**STATED PROBLEM**
Copy each entry as it stands, leaving nothing out.

··· EXERCISE MATERIAL

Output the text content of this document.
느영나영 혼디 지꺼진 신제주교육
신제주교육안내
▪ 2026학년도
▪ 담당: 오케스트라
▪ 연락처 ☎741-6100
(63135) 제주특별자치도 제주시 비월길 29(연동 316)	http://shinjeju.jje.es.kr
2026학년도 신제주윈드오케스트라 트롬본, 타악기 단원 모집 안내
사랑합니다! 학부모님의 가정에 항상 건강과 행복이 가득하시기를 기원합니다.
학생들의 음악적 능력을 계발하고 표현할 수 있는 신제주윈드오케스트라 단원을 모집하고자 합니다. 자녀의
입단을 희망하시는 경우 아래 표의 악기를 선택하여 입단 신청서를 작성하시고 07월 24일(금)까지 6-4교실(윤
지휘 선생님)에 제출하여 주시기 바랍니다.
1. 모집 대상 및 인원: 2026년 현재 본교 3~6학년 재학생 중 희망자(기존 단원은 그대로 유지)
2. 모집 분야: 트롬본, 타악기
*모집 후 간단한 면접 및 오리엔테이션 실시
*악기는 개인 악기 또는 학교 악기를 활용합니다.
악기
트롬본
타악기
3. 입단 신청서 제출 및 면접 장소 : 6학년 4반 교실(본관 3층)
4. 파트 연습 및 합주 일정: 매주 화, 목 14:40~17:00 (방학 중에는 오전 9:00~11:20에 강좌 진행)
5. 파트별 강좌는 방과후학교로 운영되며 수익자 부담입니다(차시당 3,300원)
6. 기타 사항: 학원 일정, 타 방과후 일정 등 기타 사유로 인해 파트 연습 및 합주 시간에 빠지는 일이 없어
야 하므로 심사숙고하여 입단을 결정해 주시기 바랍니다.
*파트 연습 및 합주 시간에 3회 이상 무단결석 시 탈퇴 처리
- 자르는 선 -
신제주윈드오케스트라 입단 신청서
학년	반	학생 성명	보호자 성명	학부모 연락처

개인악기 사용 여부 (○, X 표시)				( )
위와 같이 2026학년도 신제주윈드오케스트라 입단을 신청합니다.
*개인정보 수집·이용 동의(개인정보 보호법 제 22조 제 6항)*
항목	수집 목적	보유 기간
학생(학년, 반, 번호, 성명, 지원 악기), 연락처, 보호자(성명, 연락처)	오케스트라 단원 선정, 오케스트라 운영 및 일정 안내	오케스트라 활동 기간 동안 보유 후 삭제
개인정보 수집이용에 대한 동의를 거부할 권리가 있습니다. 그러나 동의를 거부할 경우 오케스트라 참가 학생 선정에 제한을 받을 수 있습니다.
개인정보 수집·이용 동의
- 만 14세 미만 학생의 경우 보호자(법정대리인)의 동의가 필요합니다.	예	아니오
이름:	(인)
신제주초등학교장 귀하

······

**TASK RESULT**
Output the text content of this document.
느영나영 혼디 지꺼진 신제주교육
신제주교육안내
▪ 2026학년도
▪ 담당: 오케스트라
▪ 연락처 ☎741-6100
(63135) 제주특별자치도 제주시 비월길 29(연동 316)	http://shinjeju.jje.es.kr
2026학년도 신제주윈드오케스트라 트롬본, 타악기 단원 모집 안내
사랑합니다! 학부모님의 가정에 항상 건강과 행복이 가득하시기를 기원합니다.
학생들의 음악적 능력을 계발하고 표현할 수 있는 신제주윈드오케스트라 단원을 모집하고자 합니다. 자녀의
입단을 희망하시는 경우 아래 표의 악기를 선택하여 입단 신청서를 작성하시고 07월 24일(금)까지 6-4교실(윤
지휘 선생님)에 제출하여 주시기 바랍니다.
1. 모집 대상 및 인원: 2026년 현재 본교 3~6학년 재학생 중 희망자(기존 단원은 그대로 유지)
2. 모집 분야: 트롬본, 타악기
*모집 후 간단한 면접 및 오리엔테이션 실시
*악기는 개인 악기 또는 학교 악기를 활용합니다.
악기
트롬본
타악기
3. 입단 신청서 제출 및 면접 장소 : 6학년 4반 교실(본관 3층)
4. 파트 연습 및 합주 일정: 매주 화, 목 14:40~17:00 (방학 중에는 오전 9:00~11:20에 강좌 진행)
5. 파트별 강좌는 방과후학교로 운영되며 수익자 부담입니다(차시당 3,300원)
6. 기타 사항: 학원 일정, 타 방과후 일정 등 기타 사유로 인해 파트 연습 및 합주 시간에 빠지는 일이 없어
야 하므로 심사숙고하여 입단을 결정해 주시기 바랍니다.
*파트 연습 및 합주 시간에 3회 이상 무단결석 시 탈퇴 처리
- 자르는 선 -
신제주윈드오케스트라 입단 신청서
학년	반	학생 성명	보호자 성명	학부모 연락처

개인악기 사용 여부 (○, X 표시)				( )
위와 같이 2026학년도 신제주윈드오케스트라 입단을 신청합니다.
*개인정보 수집·이용 동의(개인정보 보호법 제 22조 제 6항)*
항목	수집 목적	보유 기간
학생(학년, 반, 번호, 성명, 지원 악기), 연락처, 보호자(성명, 연락처)	오케스트라 단원 선정, 오케스트라 운영 및 일정 안내	오케스트라 활동 기간 동안 보유 후 삭제
개인정보 수집이용에 대한 동의를 거부할 권리가 있습니다. 그러나 동의를 거부할 경우 오케스트라 참가 학생 선정에 제한을 받을 수 있습니다.
개인정보 수집·이용 동의
- 만 14세 미만 학생의 경우 보호자(법정대리인)의 동의가 필요합니다.	예	아니오
이름:	(인)
신제주초등학교장 귀하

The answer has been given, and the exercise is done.